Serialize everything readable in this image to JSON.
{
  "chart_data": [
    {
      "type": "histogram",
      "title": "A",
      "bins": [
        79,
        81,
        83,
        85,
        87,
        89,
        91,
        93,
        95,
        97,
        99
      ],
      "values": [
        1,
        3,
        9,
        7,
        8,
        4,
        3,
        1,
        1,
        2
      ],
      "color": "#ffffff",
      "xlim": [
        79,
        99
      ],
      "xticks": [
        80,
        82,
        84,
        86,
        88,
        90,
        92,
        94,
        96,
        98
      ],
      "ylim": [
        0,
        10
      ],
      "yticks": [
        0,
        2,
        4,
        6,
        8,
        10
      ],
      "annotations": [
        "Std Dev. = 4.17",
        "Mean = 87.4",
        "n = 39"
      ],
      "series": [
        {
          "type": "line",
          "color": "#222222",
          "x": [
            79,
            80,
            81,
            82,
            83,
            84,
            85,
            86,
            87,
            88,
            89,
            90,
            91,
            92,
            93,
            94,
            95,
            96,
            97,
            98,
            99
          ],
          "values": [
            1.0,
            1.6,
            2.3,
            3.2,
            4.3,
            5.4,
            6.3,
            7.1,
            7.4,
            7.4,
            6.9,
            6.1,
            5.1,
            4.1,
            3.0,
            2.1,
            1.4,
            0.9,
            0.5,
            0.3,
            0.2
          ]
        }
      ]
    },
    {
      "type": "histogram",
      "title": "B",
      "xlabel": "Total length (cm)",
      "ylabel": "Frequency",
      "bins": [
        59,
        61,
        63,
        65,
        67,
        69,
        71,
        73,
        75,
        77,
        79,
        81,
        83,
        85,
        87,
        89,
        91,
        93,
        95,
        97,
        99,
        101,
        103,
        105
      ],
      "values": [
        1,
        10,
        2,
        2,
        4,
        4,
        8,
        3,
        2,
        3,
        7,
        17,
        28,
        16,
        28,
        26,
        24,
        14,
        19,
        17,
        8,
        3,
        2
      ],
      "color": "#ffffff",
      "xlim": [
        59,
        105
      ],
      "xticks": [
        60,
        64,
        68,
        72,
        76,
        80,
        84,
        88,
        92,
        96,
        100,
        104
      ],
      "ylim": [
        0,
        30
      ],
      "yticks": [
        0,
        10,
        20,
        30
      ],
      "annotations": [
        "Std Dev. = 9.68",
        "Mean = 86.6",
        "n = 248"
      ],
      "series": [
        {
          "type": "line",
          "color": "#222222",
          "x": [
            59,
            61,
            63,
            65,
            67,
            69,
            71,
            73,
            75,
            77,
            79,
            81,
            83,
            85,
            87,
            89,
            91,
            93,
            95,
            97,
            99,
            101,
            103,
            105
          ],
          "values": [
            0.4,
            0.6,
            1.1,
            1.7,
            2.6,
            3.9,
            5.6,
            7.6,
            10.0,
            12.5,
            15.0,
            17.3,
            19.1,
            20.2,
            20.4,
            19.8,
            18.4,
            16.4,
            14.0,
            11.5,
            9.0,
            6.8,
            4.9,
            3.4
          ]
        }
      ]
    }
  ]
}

What is needed -
Repeat all entries. Match them exactly.

Written response -
Serialize everything readable in this image to JSON.
{
  "chart_data": [
    {
      "type": "histogram",
      "title": "A",
      "bins": [
        79,
        81,
        83,
        85,
        87,
        89,
        91,
        93,
        95,
        97,
        99
      ],
      "values": [
        1,
        3,
        9,
        7,
        8,
        4,
        3,
        1,
        1,
        2
      ],
      "color": "#ffffff",
      "xlim": [
        79,
        99
      ],
      "xticks": [
        80,
        82,
        84,
        86,
        88,
        90,
        92,
        94,
        96,
        98
      ],
      "ylim": [
        0,
        10
      ],
      "yticks": [
        0,
        2,
        4,
        6,
        8,
        10
      ],
      "annotations": [
        "Std Dev. = 4.17",
        "Mean = 87.4",
        "n = 39"
      ],
      "series": [
        {
          "type": "line",
          "color": "#222222",
          "x": [
            79,
            80,
            81,
            82,
            83,
            84,
            85,
            86,
            87,
            88,
            89,
            90,
            91,
            92,
            93,
            94,
            95,
            96,
            97,
            98,
            99
          ],
          "values": [
            1.0,
            1.6,
            2.3,
            3.2,
            4.3,
            5.4,
            6.3,
            7.1,
            7.4,
            7.4,
            6.9,
            6.1,
            5.1,
            4.1,
            3.0,
            2.1,
            1.4,
            0.9,
            0.5,
            0.3,
            0.2
          ]
        }
      ]
    },
    {
      "type": "histogram",
      "title": "B",
      "xlabel": "Total length (cm)",
      "ylabel": "Frequency",
      "bins": [
        59,
        61,
        63,
        65,
        67,
        69,
        71,
        73,
        75,
        77,
        79,
        81,
        83,
        85,
        87,
        89,
        91,
        93,
        95,
        97,
        99,
        101,
        103,
        105
      ],
      "values": [
        1,
        10,
        2,
        2,
        4,
        4,
        8,
        3,
        2,
        3,
        7,
        17,
        28,
        16,
        28,
        26,
        24,
        14,
        19,
        17,
        8,
        3,
        2
      ],
      "color": "#ffffff",
      "xlim": [
        59,
        105
      ],
      "xticks": [
        60,
        64,
        68,
        72,
        76,
        80,
        84,
        88,
        92,
        96,
        100,
        104
      ],
      "ylim": [
        0,
        30
      ],
      "yticks": [
        0,
        10,
        20,
        30
      ],
      "annotations": [
        "Std Dev. = 9.68",
        "Mean = 86.6",
        "n = 248"
      ],
      "series": [
        {
          "type": "line",
          "color": "#222222",
          "x": [
            59,
            61,
            63,
            65,
            67,
            69,
            71,
            73,
            75,
            77,
            79,
            81,
            83,
            85,
            87,
            89,
            91,
            93,
            95,
            97,
            99,
            101,
            103,
            105
          ],
          "values": [
            0.4,
            0.6,
            1.1,
            1.7,
            2.6,
            3.9,
            5.6,
            7.6,
            10.0,
            12.5,
            15.0,
            17.3,
            19.1,
            20.2,
            20.4,
            19.8,
            18.4,
            16.4,
            14.0,
            11.5,
            9.0,
            6.8,
            4.9,
            3.4
          ]
        }
      ]
    }
  ]
}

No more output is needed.